**Texte source:**
Chemin faisant, ma bifurcation prend forme : quoi qu'il arrive j’ai besoin de démissionner de cette industrie, sans rien. Au mieux je trouverai un job. Au pire j'aurai du temps pour me former (note : démissionner ne donne pas accès au chômage pendant 4 mois, puis on peut prétendre à toucher le chômage en présentant un projet professionnel solide à Pôle Emploi. Je n'aurai pas l'occasion de savoir si mon projet l'était. Dans notre start-up nation j'ai peur que "solide" = "monter sa boite").
Petite parenthèse sur la rupture conventionnelle : ce n’est pas un dû, si votre entreprise ne vous l’accorde pas, c’est son droit. Vous n’avez aucun pouvoir de négociation autre que le pouvoir de nuisance, à vous de vous mettre d’accord avec votre éthique.

**Consigne 1:** Recopiez sans rien changer le passage du texte source qui va de « Chemin faisant, ma » à « avec votre éthique. ».
**Consigne 2:** D'après le texte source, pendant combien de temps une démission ne donne-t-elle pas accès au chômage ?

**Données brutes:**

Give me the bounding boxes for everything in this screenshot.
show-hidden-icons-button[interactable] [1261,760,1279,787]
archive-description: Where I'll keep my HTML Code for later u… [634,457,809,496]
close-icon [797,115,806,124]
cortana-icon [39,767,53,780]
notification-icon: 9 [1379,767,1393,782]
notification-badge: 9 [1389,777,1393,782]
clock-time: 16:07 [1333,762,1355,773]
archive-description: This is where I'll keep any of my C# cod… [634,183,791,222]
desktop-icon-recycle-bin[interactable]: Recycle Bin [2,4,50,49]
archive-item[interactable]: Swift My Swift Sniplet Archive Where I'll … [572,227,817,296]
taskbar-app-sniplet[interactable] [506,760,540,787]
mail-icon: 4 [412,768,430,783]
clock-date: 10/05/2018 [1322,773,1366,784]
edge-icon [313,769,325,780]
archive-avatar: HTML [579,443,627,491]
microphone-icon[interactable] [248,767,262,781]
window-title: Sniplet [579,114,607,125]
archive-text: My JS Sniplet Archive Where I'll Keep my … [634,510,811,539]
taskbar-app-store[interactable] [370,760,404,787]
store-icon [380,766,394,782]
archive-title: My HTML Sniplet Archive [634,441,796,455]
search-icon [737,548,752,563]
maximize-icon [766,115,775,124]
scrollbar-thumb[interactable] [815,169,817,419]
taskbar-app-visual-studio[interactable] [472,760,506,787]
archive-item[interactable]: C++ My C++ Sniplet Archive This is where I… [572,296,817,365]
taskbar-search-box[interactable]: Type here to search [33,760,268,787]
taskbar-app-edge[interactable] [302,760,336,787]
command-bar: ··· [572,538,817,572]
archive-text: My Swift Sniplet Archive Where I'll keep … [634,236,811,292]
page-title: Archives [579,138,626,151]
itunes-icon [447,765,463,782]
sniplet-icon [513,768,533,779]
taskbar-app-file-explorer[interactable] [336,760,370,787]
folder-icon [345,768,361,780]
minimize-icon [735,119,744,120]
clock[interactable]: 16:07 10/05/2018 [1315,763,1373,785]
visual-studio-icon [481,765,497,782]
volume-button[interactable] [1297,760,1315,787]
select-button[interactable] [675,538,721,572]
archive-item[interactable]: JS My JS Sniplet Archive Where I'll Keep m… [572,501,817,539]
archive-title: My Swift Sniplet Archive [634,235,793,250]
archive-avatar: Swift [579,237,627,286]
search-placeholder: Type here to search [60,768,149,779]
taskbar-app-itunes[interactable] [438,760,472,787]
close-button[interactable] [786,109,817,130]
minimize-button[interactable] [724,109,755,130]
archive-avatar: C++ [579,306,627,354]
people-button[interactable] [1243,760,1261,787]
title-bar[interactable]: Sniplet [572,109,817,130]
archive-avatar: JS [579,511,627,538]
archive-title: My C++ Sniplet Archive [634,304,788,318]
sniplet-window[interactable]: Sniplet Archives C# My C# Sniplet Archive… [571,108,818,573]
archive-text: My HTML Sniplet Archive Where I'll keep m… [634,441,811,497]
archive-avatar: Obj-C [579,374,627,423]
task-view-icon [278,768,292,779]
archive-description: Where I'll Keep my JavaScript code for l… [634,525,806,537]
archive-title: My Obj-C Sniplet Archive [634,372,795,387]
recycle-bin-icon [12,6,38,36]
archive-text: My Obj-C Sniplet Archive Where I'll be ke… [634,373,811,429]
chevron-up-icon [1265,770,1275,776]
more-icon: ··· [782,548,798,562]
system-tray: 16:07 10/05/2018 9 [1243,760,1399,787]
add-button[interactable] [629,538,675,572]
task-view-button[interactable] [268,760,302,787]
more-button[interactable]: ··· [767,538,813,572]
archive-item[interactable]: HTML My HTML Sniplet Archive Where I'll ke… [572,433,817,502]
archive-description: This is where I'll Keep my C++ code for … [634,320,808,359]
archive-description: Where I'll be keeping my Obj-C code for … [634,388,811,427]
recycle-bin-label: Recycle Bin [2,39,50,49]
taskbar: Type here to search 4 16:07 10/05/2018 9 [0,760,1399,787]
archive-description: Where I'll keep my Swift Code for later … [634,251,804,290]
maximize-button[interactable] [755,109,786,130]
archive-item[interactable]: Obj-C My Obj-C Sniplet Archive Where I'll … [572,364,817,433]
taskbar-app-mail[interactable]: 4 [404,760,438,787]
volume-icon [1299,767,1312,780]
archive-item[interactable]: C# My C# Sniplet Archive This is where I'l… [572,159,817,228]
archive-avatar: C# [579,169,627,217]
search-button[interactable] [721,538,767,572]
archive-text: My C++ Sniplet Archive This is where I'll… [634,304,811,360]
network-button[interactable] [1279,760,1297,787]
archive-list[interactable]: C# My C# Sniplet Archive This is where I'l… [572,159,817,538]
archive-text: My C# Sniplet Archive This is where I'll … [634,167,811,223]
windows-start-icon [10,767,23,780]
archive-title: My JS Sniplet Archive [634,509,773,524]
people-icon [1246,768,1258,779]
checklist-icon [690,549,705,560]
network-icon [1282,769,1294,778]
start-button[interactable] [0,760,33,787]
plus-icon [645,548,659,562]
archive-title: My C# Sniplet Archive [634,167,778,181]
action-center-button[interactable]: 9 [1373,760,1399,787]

**Résultat de l'exercice 1:**
Chemin faisant, ma bifurcation prend forme : quoi qu'il arrive j’ai besoin de démissionner de cette industrie, sans rien. Au mieux je trouverai un job. Au pire j'aurai du temps pour me former (note : démissionner ne donne pas accès au chômage pendant 4 mois, puis on peut prétendre à toucher le chômage en présentant un projet professionnel solide à Pôle Emploi. Je n'aurai pas l'occasion de savoir si mon projet l'était. Dans notre start-up nation j'ai peur que "solide" = "monter sa boite").
Petite parenthèse sur la rupture conventionnelle : ce n’est pas un dû, si votre entreprise ne vous l’accorde pas, c’est son droit. Vous n’avez aucun pouvoir de négociation autre que le pouvoir de nuisance, à vous de vous mettre d’accord avec votre éthique.

**Résultat de l'exercice 2:** Pendant 4 mois.